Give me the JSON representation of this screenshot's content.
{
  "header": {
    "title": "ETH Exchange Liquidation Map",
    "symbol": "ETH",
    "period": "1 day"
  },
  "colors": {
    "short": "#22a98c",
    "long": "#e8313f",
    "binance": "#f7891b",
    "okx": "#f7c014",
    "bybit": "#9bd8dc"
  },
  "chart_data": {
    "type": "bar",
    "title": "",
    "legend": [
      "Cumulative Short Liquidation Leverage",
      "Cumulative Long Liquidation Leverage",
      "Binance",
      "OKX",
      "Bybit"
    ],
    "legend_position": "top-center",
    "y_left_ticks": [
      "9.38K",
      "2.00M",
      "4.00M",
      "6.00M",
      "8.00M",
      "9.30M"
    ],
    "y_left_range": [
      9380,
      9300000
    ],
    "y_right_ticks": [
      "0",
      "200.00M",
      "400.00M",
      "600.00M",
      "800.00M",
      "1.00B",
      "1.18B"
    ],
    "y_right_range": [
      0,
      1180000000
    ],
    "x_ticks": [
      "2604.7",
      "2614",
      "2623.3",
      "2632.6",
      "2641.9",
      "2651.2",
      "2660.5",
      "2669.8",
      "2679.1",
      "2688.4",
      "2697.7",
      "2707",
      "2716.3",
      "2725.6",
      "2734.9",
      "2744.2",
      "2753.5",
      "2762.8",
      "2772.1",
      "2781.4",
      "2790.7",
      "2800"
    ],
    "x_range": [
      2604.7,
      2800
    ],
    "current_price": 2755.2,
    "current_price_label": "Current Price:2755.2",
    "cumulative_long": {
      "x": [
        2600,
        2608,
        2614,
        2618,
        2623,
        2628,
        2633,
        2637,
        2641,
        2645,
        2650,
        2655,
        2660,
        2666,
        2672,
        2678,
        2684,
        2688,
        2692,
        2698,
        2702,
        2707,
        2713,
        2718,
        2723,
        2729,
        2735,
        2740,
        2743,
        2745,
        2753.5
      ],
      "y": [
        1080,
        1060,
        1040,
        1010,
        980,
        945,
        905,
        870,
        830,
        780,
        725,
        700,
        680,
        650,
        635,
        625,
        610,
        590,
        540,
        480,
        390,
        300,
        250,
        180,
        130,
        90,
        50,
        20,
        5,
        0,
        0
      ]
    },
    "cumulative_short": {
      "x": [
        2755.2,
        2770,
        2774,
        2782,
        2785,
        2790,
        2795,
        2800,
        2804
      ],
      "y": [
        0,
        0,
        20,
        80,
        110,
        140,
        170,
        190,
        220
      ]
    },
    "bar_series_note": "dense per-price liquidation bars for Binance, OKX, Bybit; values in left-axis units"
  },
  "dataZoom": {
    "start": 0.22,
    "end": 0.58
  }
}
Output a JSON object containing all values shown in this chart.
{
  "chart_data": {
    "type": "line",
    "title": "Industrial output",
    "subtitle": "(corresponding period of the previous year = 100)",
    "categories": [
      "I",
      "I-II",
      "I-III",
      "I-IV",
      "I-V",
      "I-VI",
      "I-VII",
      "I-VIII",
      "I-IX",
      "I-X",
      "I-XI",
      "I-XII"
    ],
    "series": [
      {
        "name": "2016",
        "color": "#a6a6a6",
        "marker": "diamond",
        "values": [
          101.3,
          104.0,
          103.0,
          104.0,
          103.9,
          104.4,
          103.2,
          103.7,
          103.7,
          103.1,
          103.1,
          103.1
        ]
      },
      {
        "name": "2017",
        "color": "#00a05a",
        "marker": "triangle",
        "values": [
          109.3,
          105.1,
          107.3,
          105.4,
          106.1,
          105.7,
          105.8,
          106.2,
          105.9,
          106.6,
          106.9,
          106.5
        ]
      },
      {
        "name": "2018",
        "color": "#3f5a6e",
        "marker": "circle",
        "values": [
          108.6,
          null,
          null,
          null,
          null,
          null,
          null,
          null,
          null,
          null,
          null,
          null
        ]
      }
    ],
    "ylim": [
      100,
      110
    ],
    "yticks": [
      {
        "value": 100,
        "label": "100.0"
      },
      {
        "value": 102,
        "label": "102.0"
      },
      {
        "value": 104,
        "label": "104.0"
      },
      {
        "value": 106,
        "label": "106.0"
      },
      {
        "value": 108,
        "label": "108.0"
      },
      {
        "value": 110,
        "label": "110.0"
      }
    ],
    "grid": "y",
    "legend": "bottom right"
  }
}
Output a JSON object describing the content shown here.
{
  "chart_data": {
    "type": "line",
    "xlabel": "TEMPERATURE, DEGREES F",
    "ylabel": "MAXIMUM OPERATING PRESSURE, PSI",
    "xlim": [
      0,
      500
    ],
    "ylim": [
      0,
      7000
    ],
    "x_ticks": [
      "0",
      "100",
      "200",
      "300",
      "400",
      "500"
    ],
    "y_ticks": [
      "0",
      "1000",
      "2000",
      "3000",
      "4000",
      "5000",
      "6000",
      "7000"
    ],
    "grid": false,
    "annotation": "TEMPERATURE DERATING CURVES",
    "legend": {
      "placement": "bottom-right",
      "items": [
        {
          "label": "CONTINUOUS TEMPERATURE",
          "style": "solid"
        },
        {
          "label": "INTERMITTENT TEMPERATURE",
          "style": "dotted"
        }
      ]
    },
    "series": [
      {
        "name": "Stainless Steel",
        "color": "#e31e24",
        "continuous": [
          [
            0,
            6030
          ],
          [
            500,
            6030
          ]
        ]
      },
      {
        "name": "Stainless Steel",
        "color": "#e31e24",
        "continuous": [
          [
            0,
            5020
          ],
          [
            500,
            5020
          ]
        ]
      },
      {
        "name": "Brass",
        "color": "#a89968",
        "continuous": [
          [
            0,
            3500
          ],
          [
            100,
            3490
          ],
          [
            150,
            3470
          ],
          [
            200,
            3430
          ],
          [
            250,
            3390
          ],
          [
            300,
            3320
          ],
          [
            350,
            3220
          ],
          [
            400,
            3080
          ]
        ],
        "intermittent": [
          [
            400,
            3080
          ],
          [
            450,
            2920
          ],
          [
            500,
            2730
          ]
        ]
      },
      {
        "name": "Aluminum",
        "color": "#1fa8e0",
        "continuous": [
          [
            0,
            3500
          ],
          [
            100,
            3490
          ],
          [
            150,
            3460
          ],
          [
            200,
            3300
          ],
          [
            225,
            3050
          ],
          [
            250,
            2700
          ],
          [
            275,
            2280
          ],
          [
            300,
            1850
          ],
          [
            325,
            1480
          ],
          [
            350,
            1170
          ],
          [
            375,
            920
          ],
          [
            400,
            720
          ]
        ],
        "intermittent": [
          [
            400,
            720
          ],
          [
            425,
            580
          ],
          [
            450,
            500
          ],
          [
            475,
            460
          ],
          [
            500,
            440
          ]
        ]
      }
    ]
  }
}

■ ■ ■ ■ ■ ■ ■

■ **TASK**
Gather all lines from the listing above in which "period" occurs.

■ **SOLVED EXERCISE**
    "period": "1 day"
    "subtitle": "(corresponding period of the previous year = 100)",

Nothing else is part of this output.